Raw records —
# # # # # # #

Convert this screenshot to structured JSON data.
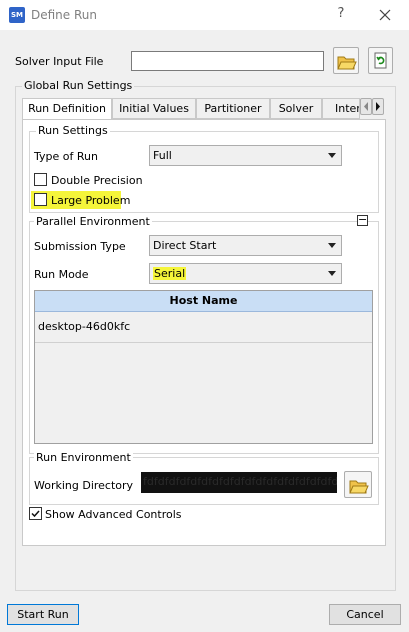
{
  "window": {
    "title": "Define Run",
    "app_badge": "SM",
    "help_label": "?"
  },
  "solver_input": {
    "label": "Solver Input File",
    "value": ""
  },
  "global_settings": {
    "caption": "Global Run Settings"
  },
  "tabs": [
    {
      "label": "Run Definition",
      "active": true
    },
    {
      "label": "Initial Values",
      "active": false
    },
    {
      "label": "Partitioner",
      "active": false
    },
    {
      "label": "Solver",
      "active": false
    },
    {
      "label": "Interp",
      "active": false
    }
  ],
  "run_settings": {
    "caption": "Run Settings",
    "type_of_run_label": "Type of Run",
    "type_of_run_value": "Full",
    "double_precision_label": "Double Precision",
    "double_precision_checked": false,
    "large_problem_label": "Large Problem",
    "large_problem_checked": false
  },
  "parallel_env": {
    "caption": "Parallel Environment",
    "collapse_symbol": "−",
    "submission_type_label": "Submission Type",
    "submission_type_value": "Direct Start",
    "run_mode_label": "Run Mode",
    "run_mode_value": "Serial",
    "host_table": {
      "header": "Host Name",
      "rows": [
        "desktop-46d0kfc"
      ]
    }
  },
  "run_env": {
    "caption": "Run Environment",
    "working_dir_label": "Working Directory",
    "working_dir_value": "fdfdfdfdfdfdfdfdfdfdfdfdfdfdfdfdfdfdfd"
  },
  "advanced": {
    "label": "Show Advanced Controls",
    "checked": true
  },
  "buttons": {
    "start_run": "Start Run",
    "cancel": "Cancel"
  },
  "colors": {
    "highlight": "#f5f53a",
    "table_header": "#c9def5",
    "accent": "#0078d7"
  }
}
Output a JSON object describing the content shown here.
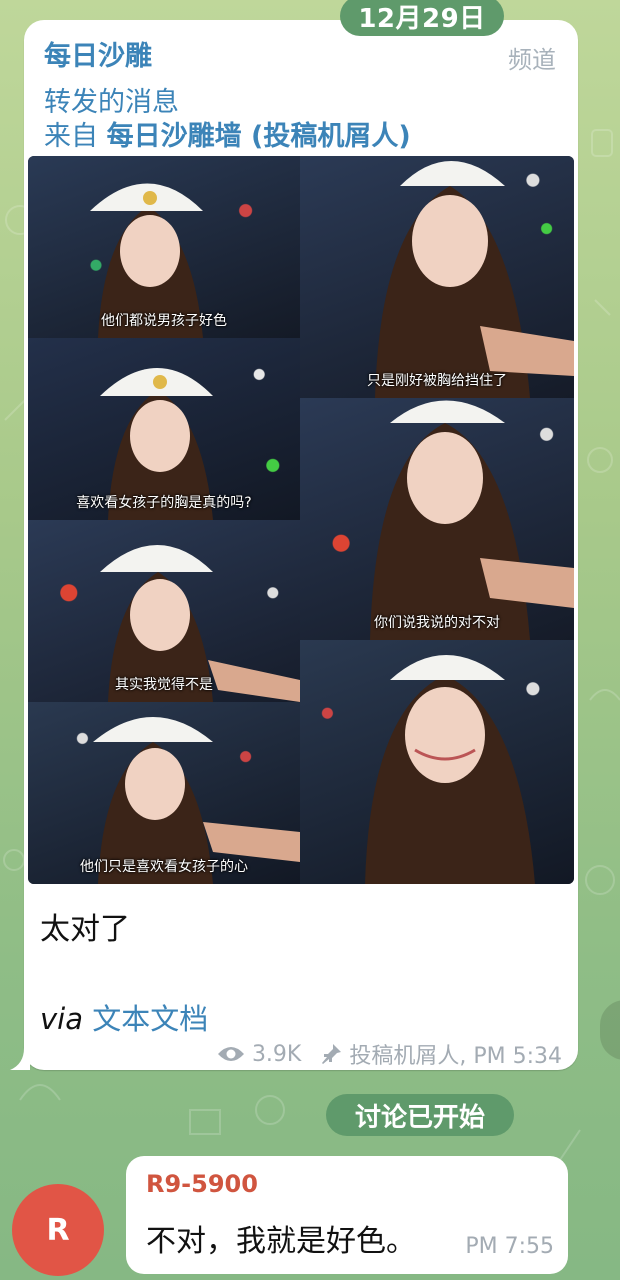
{
  "date_chip": "12月29日",
  "post": {
    "channel_name": "每日沙雕",
    "channel_tag": "频道",
    "forwarded_label": "转发的消息",
    "forwarded_from_prefix": "来自",
    "forwarded_from_name": "每日沙雕墙 (投稿机屑人)",
    "image_captions": [
      "他们都说男孩子好色",
      "喜欢看女孩子的胸是真的吗?",
      "其实我觉得不是",
      "他们只是喜欢看女孩子的心",
      "只是刚好被胸给挡住了",
      "你们说我说的对不对"
    ],
    "text": "太对了",
    "via_prefix": "via",
    "via_link": "文本文档",
    "views": "3.9K",
    "author_time": "投稿机屑人, PM 5:34"
  },
  "discussion_chip": "讨论已开始",
  "reply": {
    "avatar_letter": "R",
    "avatar_color": "#e15546",
    "author": "R9-5900",
    "text": "不对，我就是好色。",
    "time": "PM 7:55"
  },
  "colors": {
    "link_blue": "#3c84b8",
    "chip_green": "#5f9a6b",
    "meta_gray": "#a3abb3"
  },
  "icons": [
    "eye-icon",
    "pin-icon"
  ]
}
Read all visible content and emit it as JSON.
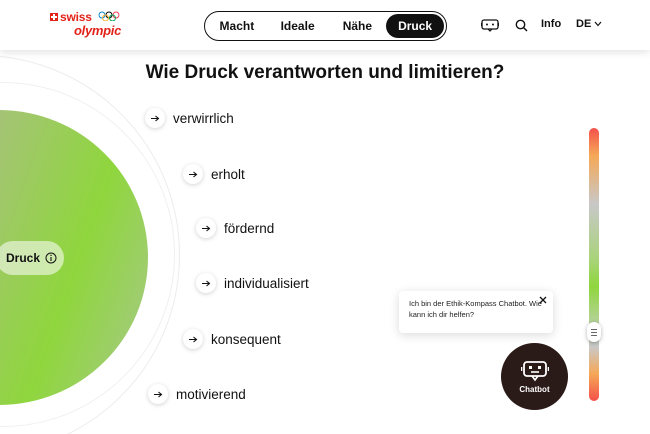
{
  "header": {
    "logo": {
      "line1": "swiss",
      "line2": "olympic"
    },
    "tabs": [
      {
        "label": "Macht"
      },
      {
        "label": "Ideale"
      },
      {
        "label": "Nähe"
      },
      {
        "label": "Druck",
        "active": true
      }
    ],
    "chat_icon": "chatbot-icon",
    "search_icon": "search-icon",
    "info_label": "Info",
    "lang_label": "DE"
  },
  "main": {
    "title": "Wie Druck verantworten und limitieren?",
    "center_label": "Druck",
    "options": [
      {
        "label": "verwirrlich"
      },
      {
        "label": "erholt"
      },
      {
        "label": "fördernd"
      },
      {
        "label": "individualisiert"
      },
      {
        "label": "konsequent"
      },
      {
        "label": "motivierend"
      }
    ]
  },
  "chat": {
    "message": "Ich bin der Ethik-Kompass Chatbot. Wie kann ich dir helfen?",
    "button_label": "Chatbot"
  },
  "colors": {
    "brand_red": "#e2231a",
    "circle_green": "#8fd63d",
    "chat_dark": "#2a1a18"
  }
}
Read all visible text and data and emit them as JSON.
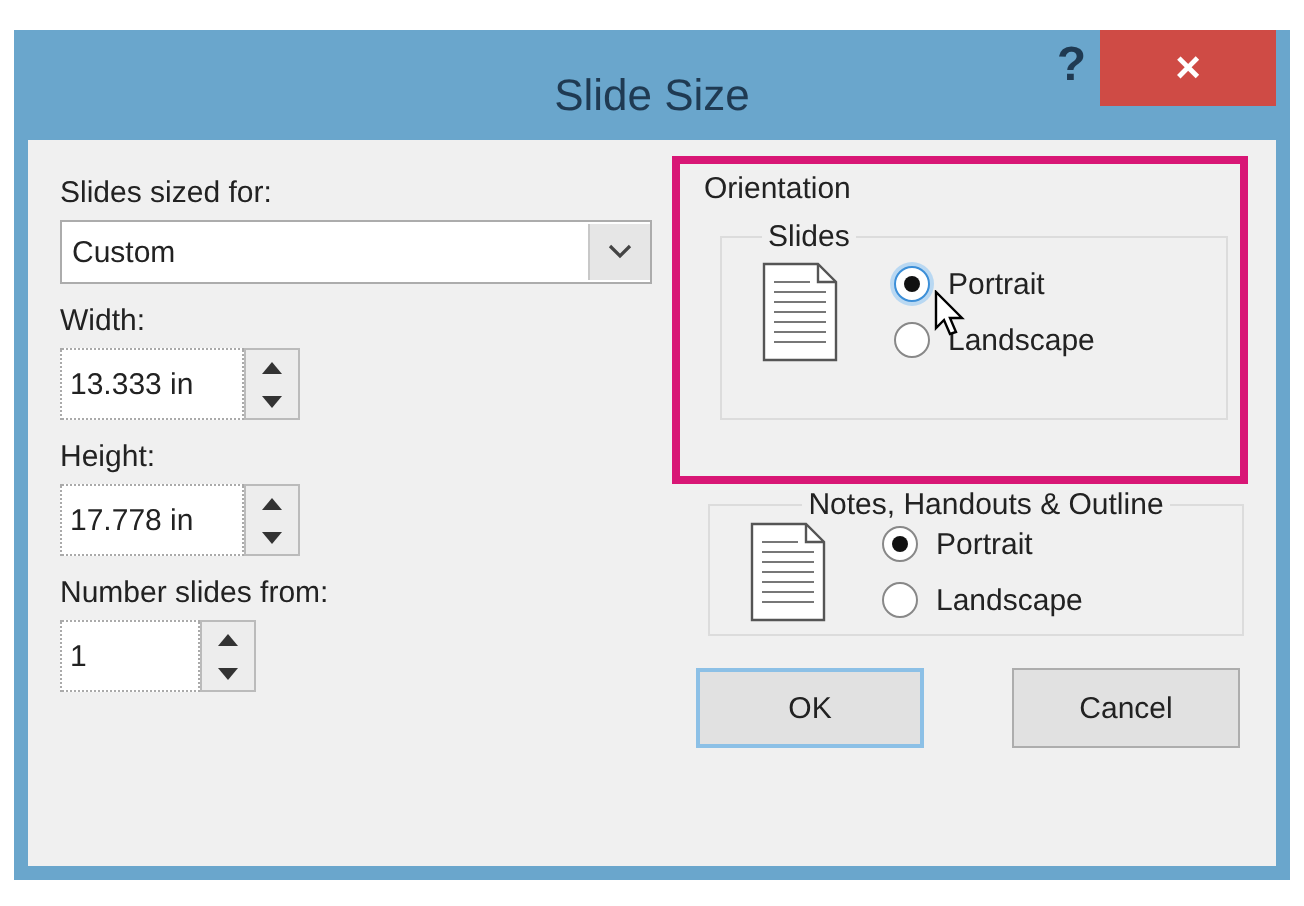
{
  "window": {
    "title": "Slide Size",
    "help": "?",
    "close": "×"
  },
  "slides_sized_for": {
    "label": "Slides sized for:",
    "value": "Custom"
  },
  "width": {
    "label": "Width:",
    "value": "13.333 in"
  },
  "height": {
    "label": "Height:",
    "value": "17.778 in"
  },
  "number_from": {
    "label": "Number slides from:",
    "value": "1"
  },
  "orientation": {
    "title": "Orientation",
    "highlighted": true,
    "groups": [
      {
        "title": "Slides",
        "options": [
          {
            "label": "Portrait",
            "selected": true,
            "focused": true
          },
          {
            "label": "Landscape",
            "selected": false,
            "focused": false
          }
        ]
      },
      {
        "title": "Notes, Handouts & Outline",
        "options": [
          {
            "label": "Portrait",
            "selected": true,
            "focused": false
          },
          {
            "label": "Landscape",
            "selected": false,
            "focused": false
          }
        ]
      }
    ]
  },
  "buttons": [
    {
      "label": "OK",
      "default": true
    },
    {
      "label": "Cancel",
      "default": false
    }
  ]
}
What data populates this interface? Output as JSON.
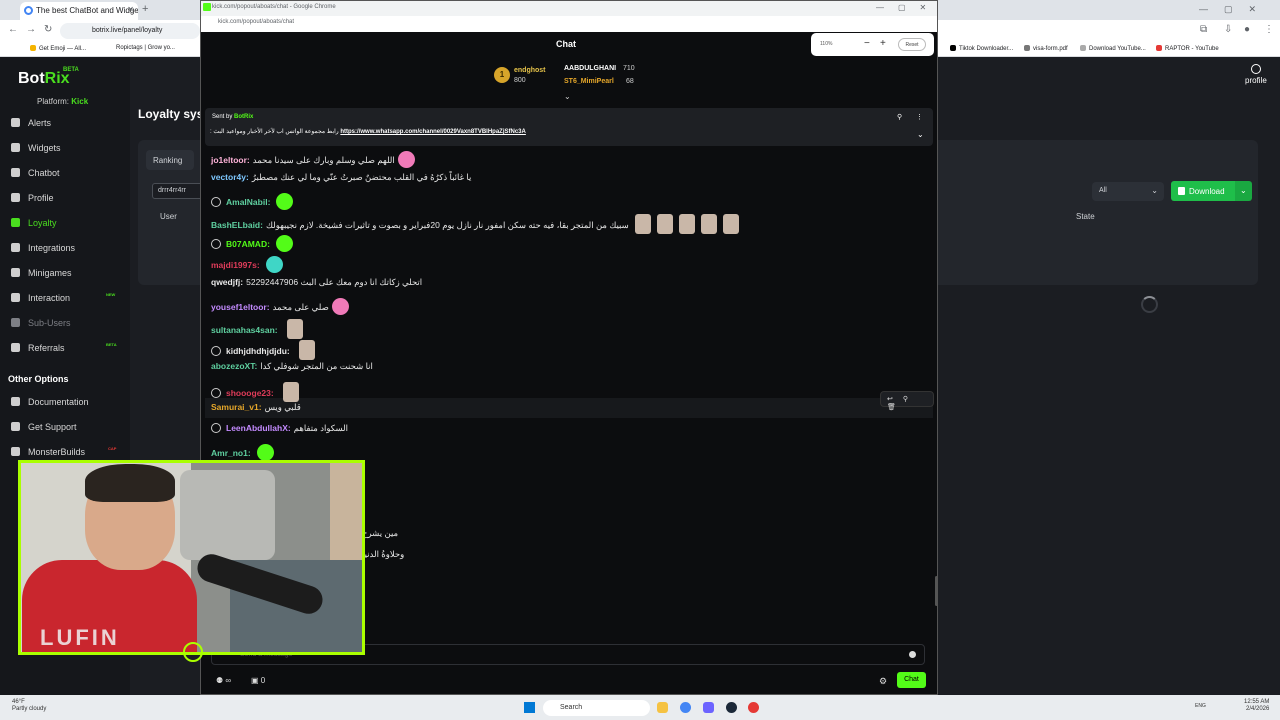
{
  "main_window": {
    "tab_title": "The best ChatBot and Widgets",
    "url": "botrix.live/panel/loyalty",
    "bookmarks": [
      "Get Emoji — All...",
      "Ropictags | Grow yo...",
      "Tiktok Downloader...",
      "visa-form.pdf",
      "Download YouTube...",
      "RAPTOR - YouTube"
    ]
  },
  "botrix": {
    "logo_main": "Bot",
    "logo_accent": "Rix",
    "beta": "BETA",
    "platform_label": "Platform:",
    "platform_value": "Kick",
    "nav": [
      {
        "label": "Alerts"
      },
      {
        "label": "Widgets"
      },
      {
        "label": "Chatbot"
      },
      {
        "label": "Profile"
      },
      {
        "label": "Loyalty",
        "active": true
      },
      {
        "label": "Integrations"
      },
      {
        "label": "Minigames"
      },
      {
        "label": "Interaction",
        "badge": "NEW"
      },
      {
        "label": "Sub-Users",
        "dim": true
      },
      {
        "label": "Referrals",
        "badge": "BETA"
      }
    ],
    "other_options_heading": "Other Options",
    "other_nav": [
      {
        "label": "Documentation"
      },
      {
        "label": "Get Support"
      },
      {
        "label": "MonsterBuilds",
        "badge": "CAP"
      }
    ],
    "page_title": "Loyalty sys",
    "ranking_tab": "Ranking",
    "search_value": "drrr4rr4rr",
    "column_user": "User",
    "column_state": "State",
    "filter_value": "All",
    "download_label": "Download",
    "profile_label": "profile",
    "badge_color_new": "#4ade1f",
    "badge_color_beta": "#4ade1f",
    "badge_color_cap": "#e53935"
  },
  "popup": {
    "window_title": "kick.com/popout/aboats/chat - Google Chrome",
    "url": "kick.com/popout/aboats/chat",
    "chat_title": "Chat",
    "zoom": {
      "percent": "110%",
      "minus": "−",
      "plus": "+",
      "reset": "Reset"
    },
    "leaderboard": {
      "rank": "1",
      "first_name": "endghost",
      "first_value": "800",
      "second_name": "AABDULGHANI",
      "second_value": "710",
      "third_name": "ST6_MimiPearl",
      "third_value": "68"
    },
    "pinned": {
      "sent_by_label": "Sent by",
      "sent_by_name": "BotRix",
      "message_prefix": ": رابط مجموعة الواتس اب لآخر الأخبار ومواعيد البث",
      "link": "https://www.whatsapp.com/channel/0029Vaxn8TVBlHpaZjSfNc3A"
    },
    "messages": [
      {
        "user": "jo1eltoor:",
        "text": "اللهم صلي وسلم وبارك على سيدنا محمد",
        "color": "#ffb3d9",
        "emote": "#f07ab8"
      },
      {
        "user": "vector4y:",
        "text": "يا غائباً ذكرُهُ في القلب محتضنٌ صبرتُ عنّي وما لي عنك مصطبرُ",
        "color": "#7ec8ff"
      },
      {
        "user": "AmalNabil:",
        "text": "",
        "color": "#5fd0a0",
        "emote": "#53fc18",
        "prefix": true
      },
      {
        "user": "BashELbaid:",
        "text": "سبيك من المتجر بقا، فيه حته سكن امفور نار نازل يوم 20فبراير و بصوت و تاثيرات فشيخة. لازم نجيبهولك",
        "color": "#5fd0a0",
        "faces": 5
      },
      {
        "user": "B07AMAD:",
        "text": "",
        "color": "#53fc18",
        "emote": "#53fc18",
        "prefix": true
      },
      {
        "user": "majdi1997s:",
        "text": "",
        "color": "#e03c5a",
        "emote": "#3fd6c6"
      },
      {
        "user": "qwedjfj:",
        "text": "اتحلي زكاتك انا دوم معك على البث 52292447906",
        "color": "#e8e8e8"
      },
      {
        "user": "yousef1eltoor:",
        "text": "صلي على محمد",
        "color": "#c48bff",
        "emote": "#f07ab8"
      },
      {
        "user": "sultanahas4san:",
        "text": "",
        "color": "#5fd0a0",
        "faces": 1
      },
      {
        "user": "kidhjdhdhjdjdu:",
        "text": "",
        "color": "#e8e8e8",
        "faces": 1,
        "prefix": true
      },
      {
        "user": "abozezoXT:",
        "text": "انا شحنت من المتجر شوفلي كدا",
        "color": "#5fd0a0"
      },
      {
        "user": "shoooge23:",
        "text": "",
        "color": "#e03c5a",
        "faces": 1,
        "prefix": true
      },
      {
        "user": "Samurai_v1:",
        "text": "قلبي ويس",
        "color": "#e6a72a"
      },
      {
        "user": "LeenAbdullahX:",
        "text": "السكواد متفاهم",
        "color": "#c48bff",
        "prefix": true
      },
      {
        "user": "Amr_no1:",
        "text": "",
        "color": "#5fd0a0",
        "emote": "#53fc18"
      }
    ],
    "hidden_fragments": [
      "مين يشرح",
      "وحلاوةُ الدنيا"
    ],
    "input_placeholder": "Send a message",
    "counter_a": "∞",
    "counter_b": "0",
    "send_label": "Chat"
  },
  "webcam": {
    "shirt_text": "LUFIN"
  },
  "taskbar": {
    "weather_temp": "46°F",
    "weather_desc": "Partly cloudy",
    "search_label": "Search",
    "tray_lang": "ENG",
    "time": "12:55 AM",
    "date": "2/4/2026"
  }
}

# # # # # # #

Written instruction — Isolate the lines above that contain the word "المتجر" and copy them.

Exercise answer —
        "text": "سبيك من المتجر بقا، فيه حته سكن امفور نار نازل يوم 20فبراير و بصوت و تاثيرات فشيخة. لازم نجيبهولك",
        "text": "انا شحنت من المتجر شوفلي كدا",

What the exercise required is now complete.